**ТЕКСТОВЫЙ ФРАГМЕНТ**.
Попытка добиться большей точности привела С. М. Каштанова к утверждению: “Предметом дипломатики являются только акты”[15]. Одним из наиболее уязвимых мест в этом утверждении является сужение понятия “акт” (актами могут называться “только документы договорного, сделочного характера”[16]). Лаппо- Данилевский в этом вопросе занимал более гибкую позицию и включал в число актов “документы или “грамоты” с правозначущим содержанием”[17], правительствен-

 

[32]

ные постановления, памятники законодательства, юридические сделки и т. п. материалы. Опровержение этого распространенного понятия покоится на выводе, что “есть серьезные основания для ограничения круга “актов” документами договорного, сделочного характера”. “Принцип ограничения круга “актов” документами сделочного характера, – продолжает С. М. Каштанов, – имеет этимологические, социологические и методические основания”. “Термин “акт” восходит к глаголу “aqo” (“действую”). Поэтому понятие “акт” этимологически правомернее применять к источникам сделочного, договорного содержания”[18]. Но ведь если слово “акт” происходит от глагола “действовать”, то этимологически правильнее не ограничивать понятие “акт” договорными документами, а считать актом результаты всякого действия, то есть всякий документ, ибо все документы являются остатками деятельности человека.

[Записи набора данных]

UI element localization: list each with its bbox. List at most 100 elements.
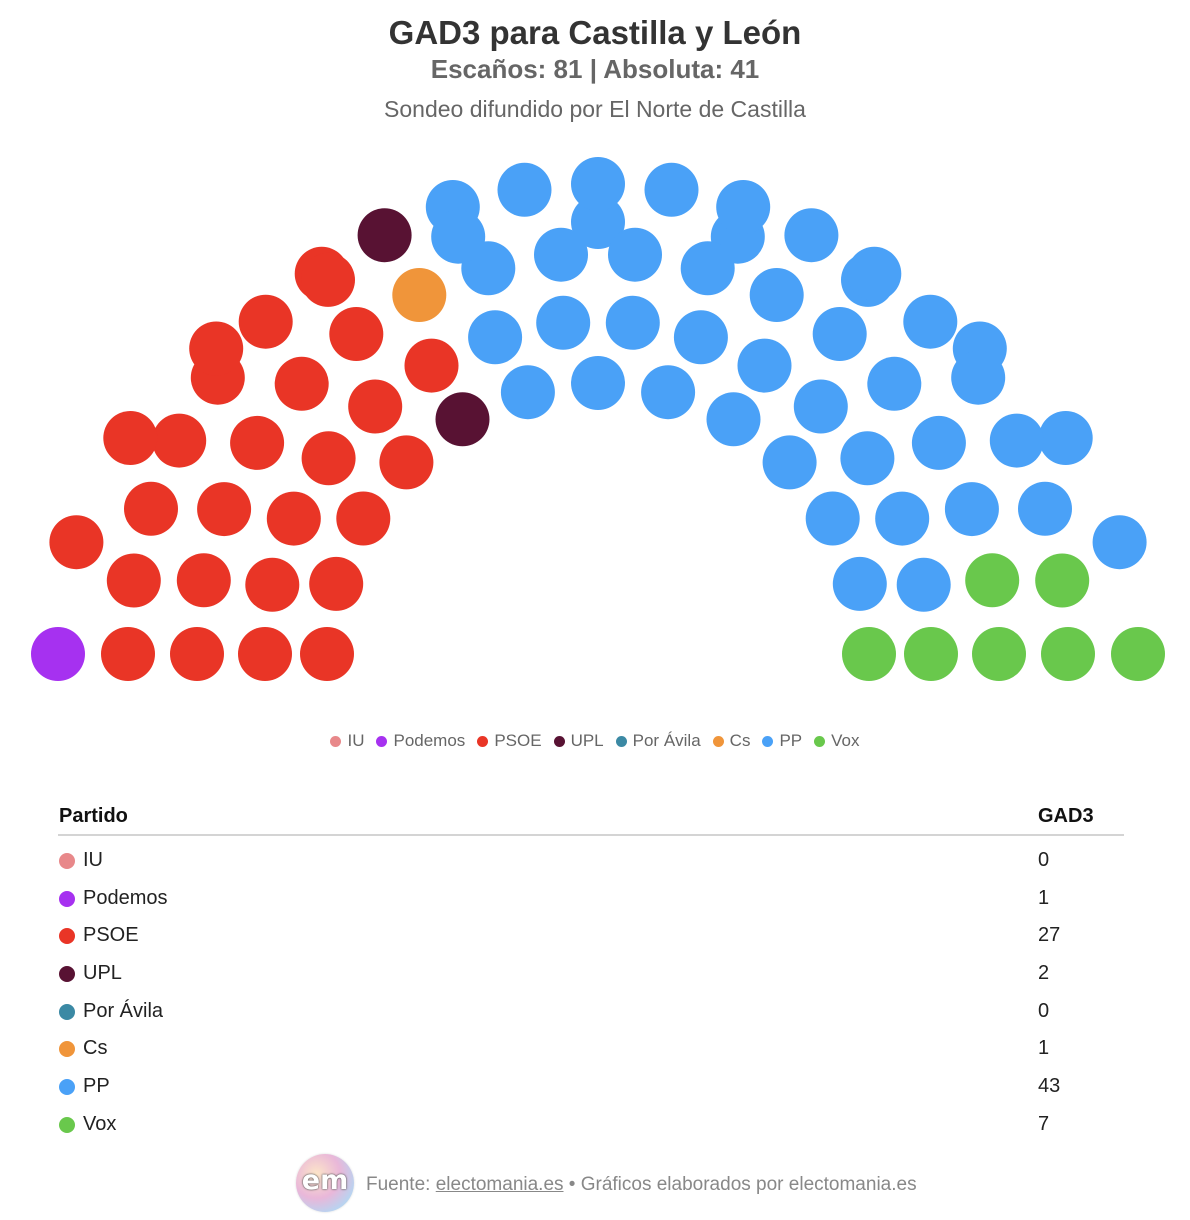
party-name: UPL — [83, 962, 122, 985]
legend-label: Podemos — [393, 731, 466, 750]
seat-pp — [468, 310, 523, 365]
chart-description: Sondeo difundido por El Norte de Castill… — [384, 96, 806, 122]
party-name: Por Ávila — [83, 999, 164, 1022]
table-body: IU 0 Podemos 1 PSOE 27 UPL 2 Por Ávila 0 Cs 1 PP 43 Vo… — [58, 836, 1124, 1143]
seat-psoe — [379, 435, 434, 490]
seat-pp — [431, 209, 486, 264]
seat-psoe — [329, 307, 384, 361]
legend-item[interactable]: Cs — [712, 731, 751, 751]
seat-pp — [673, 310, 728, 365]
seat-pp — [944, 482, 999, 537]
chart-legend: IU Podemos PSOE UPL Por Ávila Cs PP Vox — [0, 731, 1190, 751]
legend-label: Cs — [729, 731, 751, 750]
party-name: PSOE — [83, 924, 139, 947]
seat-pp — [832, 556, 887, 611]
footer: em Fuente: electomania.es • Gráficos ela… — [0, 1152, 1190, 1216]
seat-pp — [641, 365, 696, 420]
seat-psoe — [309, 556, 364, 611]
results-table: Partido GAD3 IU 0 Podemos 1 PSOE 27 UPL 2 Por Áv… — [58, 800, 1124, 1143]
seat-pp — [951, 350, 1006, 405]
seat-psoe — [238, 294, 293, 349]
party-color-dot — [59, 853, 75, 869]
table-row: IU 0 — [58, 841, 1124, 879]
legend-dot — [712, 736, 724, 747]
seat-pp — [500, 365, 555, 420]
chart-title: GAD3 para Castilla y León — [388, 14, 802, 51]
legend-label: UPL — [570, 731, 604, 750]
party-color-dot — [59, 1079, 75, 1096]
seat-pp — [812, 307, 867, 361]
seat-pp — [608, 227, 662, 282]
seat-psoe — [124, 481, 178, 536]
seat-pp — [644, 162, 699, 217]
legend-item[interactable]: Por Ávila — [615, 731, 701, 751]
seat-pp — [706, 392, 761, 447]
legend-item[interactable]: UPL — [553, 731, 604, 751]
legend-dot — [477, 736, 489, 747]
legend-item[interactable]: Podemos — [376, 731, 465, 751]
seat-pp — [571, 195, 625, 249]
seat-pp — [1018, 481, 1072, 536]
seat-psoe — [336, 491, 391, 546]
party-name: Podemos — [83, 886, 168, 909]
seat-vox — [842, 627, 896, 681]
seat-vox — [972, 627, 1026, 681]
legend-label: Por Ávila — [632, 731, 701, 750]
seat-vox — [904, 627, 958, 681]
seat-pp — [762, 435, 817, 490]
seat-pp — [571, 356, 625, 410]
chart-subtitle: Escaños: 81 | Absoluta: 41 — [430, 54, 760, 84]
seat-psoe — [106, 553, 161, 608]
legend-dot — [553, 736, 565, 747]
party-color-dot — [59, 1041, 75, 1058]
legend-label: IU — [347, 731, 365, 750]
source-suffix: • Gráficos elaborados por electomania.es — [563, 1174, 917, 1195]
table-row: PSOE 27 — [58, 916, 1124, 954]
party-seats: 43 — [1038, 1075, 1061, 1098]
seat-psoe — [245, 557, 300, 612]
legend-item[interactable]: Vox — [814, 731, 860, 751]
table-row: Vox 7 — [58, 1105, 1124, 1143]
seat-pp — [497, 162, 552, 217]
source-prefix: Fuente: — [366, 1174, 436, 1195]
seat-pp — [534, 227, 588, 282]
legend-item[interactable]: PP — [762, 731, 802, 751]
table-row: Podemos 1 — [58, 879, 1124, 917]
seat-psoe — [404, 338, 459, 393]
legend-dot — [376, 736, 388, 747]
seat-pp — [903, 294, 958, 349]
party-name: Vox — [83, 1112, 117, 1135]
party-color-dot — [59, 966, 75, 983]
table-row: PP 43 — [58, 1067, 1124, 1105]
party-color-dot — [59, 1003, 75, 1020]
seat-vox — [1111, 627, 1165, 681]
legend-label: PP — [779, 731, 803, 750]
header-party: Partido — [59, 805, 128, 827]
seat-pp — [716, 180, 771, 234]
seat-pp — [896, 557, 951, 612]
header-value: GAD3 — [1038, 805, 1094, 827]
source-link[interactable]: electomania.es — [435, 1174, 564, 1195]
legend-item[interactable]: PSOE — [477, 731, 542, 751]
seat-psoe — [152, 413, 207, 468]
seat-psoe — [348, 379, 403, 434]
seat-pp — [793, 379, 848, 434]
seat-psoe — [274, 356, 329, 411]
party-seats: 7 — [1038, 1112, 1050, 1135]
seat-vox — [1041, 627, 1095, 681]
seat-pp — [749, 268, 804, 322]
table-row: UPL 2 — [58, 954, 1124, 992]
seat-psoe — [101, 627, 155, 681]
seat-psoe — [103, 411, 158, 465]
seat-pp — [605, 295, 660, 350]
seat-upl — [357, 208, 412, 263]
seat-podemos — [31, 627, 85, 681]
seat-psoe — [230, 415, 285, 470]
party-name: IU — [83, 849, 103, 871]
seat-pp — [989, 413, 1044, 468]
party-seats: 0 — [1038, 849, 1050, 871]
party-seats: 1 — [1038, 886, 1050, 909]
seat-pp — [867, 356, 922, 411]
seat-psoe — [301, 431, 356, 486]
legend-item[interactable]: IU — [330, 731, 364, 751]
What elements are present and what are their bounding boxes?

**ЗАДАНИЯ**.
A. Приведите ещё раз часть текста о предмете дипломатики без изменений, начиная со слов «ные постановления, памятники» и до слов «остатками деятельности человека.» включительно.
B. Продолжите текст о предмете дипломатики, начав сразу после его последнего предложения.

**ОТВЕТЫ К ЗАДАНИЯМ**.
A.
ные постановления, памятники законодательства, юридические сделки и т. п. материалы. Опровержение этого распространенного понятия покоится на выводе, что “есть серьезные основания для ограничения круга “актов” документами договорного, сделочного характера”. “Принцип ограничения круга “актов” документами сделочного характера, – продолжает С. М. Каштанов, – имеет этимологические, социологические и методические основания”. “Термин “акт” восходит к глаголу “aqo” (“действую”). Поэтому понятие “акт” этимологически правомернее применять к источникам сделочного, договорного содержания”[18]. Но ведь если слово “акт” происходит от глагола “действовать”, то этимологически правильнее не ограничивать понятие “акт” договорными документами, а считать актом результаты всякого действия, то есть всякий документ, ибо все документы являются остатками деятельности человека.

B.
Столь же неубедителен и другой аргумент в пользу ограничения понятия “акт” договорными документами. “С социологической точки зрения необходимость выделения источников договорного характера из общей массы “документов” обусловлена фактом существования в системе общественных и политических связей таких групп отношений, которые получают оформление в виде юридических сделок и договоров, следовательно, – заключает С. М. Каштанов, – выделение это не искусственно. Будучи естественным, оно позволяет исследовать определенные специфические особенности общества на том или ином этапе его развития”[19]. Никто не будет спорить, что договоры и сделки – особые разряды документов. Только зачем же к ним, уже имеющим свои наименования, прикреплять термин “акт” и таким путем исключать из понятия “акт” другие материалы не меньшего социологического значения. Совершенно очевидно, что такие категории документов, как законы, постановления, директивы, манифесты, и многие другие тоже отражают общественные, политические и экономические отношения. Не полезнее ли распространять метод дипломатики, то есть формулярный анализ, на все виды документов, так как в этом случае исследователь получает дополнительное средство для решения своих задач.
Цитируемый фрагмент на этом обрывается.